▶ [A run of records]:
########################################
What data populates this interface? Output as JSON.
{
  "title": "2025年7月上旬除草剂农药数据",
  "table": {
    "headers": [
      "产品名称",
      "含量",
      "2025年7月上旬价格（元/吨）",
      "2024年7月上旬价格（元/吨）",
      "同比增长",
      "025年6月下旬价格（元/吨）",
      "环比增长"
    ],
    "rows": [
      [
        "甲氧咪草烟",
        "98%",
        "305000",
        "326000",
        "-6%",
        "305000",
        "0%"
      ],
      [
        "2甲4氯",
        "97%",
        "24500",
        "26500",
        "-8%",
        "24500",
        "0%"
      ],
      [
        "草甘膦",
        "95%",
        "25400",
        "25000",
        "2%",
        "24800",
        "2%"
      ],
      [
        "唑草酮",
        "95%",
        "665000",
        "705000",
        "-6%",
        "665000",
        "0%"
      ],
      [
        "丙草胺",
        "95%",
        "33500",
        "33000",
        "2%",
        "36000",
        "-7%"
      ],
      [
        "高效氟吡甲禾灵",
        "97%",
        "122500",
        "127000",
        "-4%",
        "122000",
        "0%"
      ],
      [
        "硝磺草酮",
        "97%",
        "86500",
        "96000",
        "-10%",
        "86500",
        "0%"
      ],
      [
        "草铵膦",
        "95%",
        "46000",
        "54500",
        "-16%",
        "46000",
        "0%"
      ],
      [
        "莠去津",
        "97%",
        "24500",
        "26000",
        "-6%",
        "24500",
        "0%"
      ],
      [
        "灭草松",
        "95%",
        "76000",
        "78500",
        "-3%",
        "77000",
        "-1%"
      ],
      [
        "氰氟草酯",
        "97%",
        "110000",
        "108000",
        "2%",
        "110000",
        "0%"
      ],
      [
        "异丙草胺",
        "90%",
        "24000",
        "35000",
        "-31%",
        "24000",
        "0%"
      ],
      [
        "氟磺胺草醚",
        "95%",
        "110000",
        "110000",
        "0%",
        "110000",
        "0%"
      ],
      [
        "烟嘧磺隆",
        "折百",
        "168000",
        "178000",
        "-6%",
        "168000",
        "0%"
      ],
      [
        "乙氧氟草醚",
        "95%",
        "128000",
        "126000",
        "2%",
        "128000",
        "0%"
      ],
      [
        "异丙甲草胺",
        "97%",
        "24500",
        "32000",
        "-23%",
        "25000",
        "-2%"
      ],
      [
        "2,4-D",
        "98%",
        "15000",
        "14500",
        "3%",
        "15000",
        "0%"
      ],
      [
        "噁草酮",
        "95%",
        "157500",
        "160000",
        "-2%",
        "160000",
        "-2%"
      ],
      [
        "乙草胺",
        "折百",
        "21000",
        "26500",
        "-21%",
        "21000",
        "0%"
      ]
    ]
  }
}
########################################
▶ [Exercise prompt]: Repeat the material from above exactly, word for word.

▶ [Correct answer]:
What data populates this interface? Output as JSON.
{
  "title": "2025年7月上旬除草剂农药数据",
  "table": {
    "headers": [
      "产品名称",
      "含量",
      "2025年7月上旬价格（元/吨）",
      "2024年7月上旬价格（元/吨）",
      "同比增长",
      "025年6月下旬价格（元/吨）",
      "环比增长"
    ],
    "rows": [
      [
        "甲氧咪草烟",
        "98%",
        "305000",
        "326000",
        "-6%",
        "305000",
        "0%"
      ],
      [
        "2甲4氯",
        "97%",
        "24500",
        "26500",
        "-8%",
        "24500",
        "0%"
      ],
      [
        "草甘膦",
        "95%",
        "25400",
        "25000",
        "2%",
        "24800",
        "2%"
      ],
      [
        "唑草酮",
        "95%",
        "665000",
        "705000",
        "-6%",
        "665000",
        "0%"
      ],
      [
        "丙草胺",
        "95%",
        "33500",
        "33000",
        "2%",
        "36000",
        "-7%"
      ],
      [
        "高效氟吡甲禾灵",
        "97%",
        "122500",
        "127000",
        "-4%",
        "122000",
        "0%"
      ],
      [
        "硝磺草酮",
        "97%",
        "86500",
        "96000",
        "-10%",
        "86500",
        "0%"
      ],
      [
        "草铵膦",
        "95%",
        "46000",
        "54500",
        "-16%",
        "46000",
        "0%"
      ],
      [
        "莠去津",
        "97%",
        "24500",
        "26000",
        "-6%",
        "24500",
        "0%"
      ],
      [
        "灭草松",
        "95%",
        "76000",
        "78500",
        "-3%",
        "77000",
        "-1%"
      ],
      [
        "氰氟草酯",
        "97%",
        "110000",
        "108000",
        "2%",
        "110000",
        "0%"
      ],
      [
        "异丙草胺",
        "90%",
        "24000",
        "35000",
        "-31%",
        "24000",
        "0%"
      ],
      [
        "氟磺胺草醚",
        "95%",
        "110000",
        "110000",
        "0%",
        "110000",
        "0%"
      ],
      [
        "烟嘧磺隆",
        "折百",
        "168000",
        "178000",
        "-6%",
        "168000",
        "0%"
      ],
      [
        "乙氧氟草醚",
        "95%",
        "128000",
        "126000",
        "2%",
        "128000",
        "0%"
      ],
      [
        "异丙甲草胺",
        "97%",
        "24500",
        "32000",
        "-23%",
        "25000",
        "-2%"
      ],
      [
        "2,4-D",
        "98%",
        "15000",
        "14500",
        "3%",
        "15000",
        "0%"
      ],
      [
        "噁草酮",
        "95%",
        "157500",
        "160000",
        "-2%",
        "160000",
        "-2%"
      ],
      [
        "乙草胺",
        "折百",
        "21000",
        "26500",
        "-21%",
        "21000",
        "0%"
      ]
    ]
  }
}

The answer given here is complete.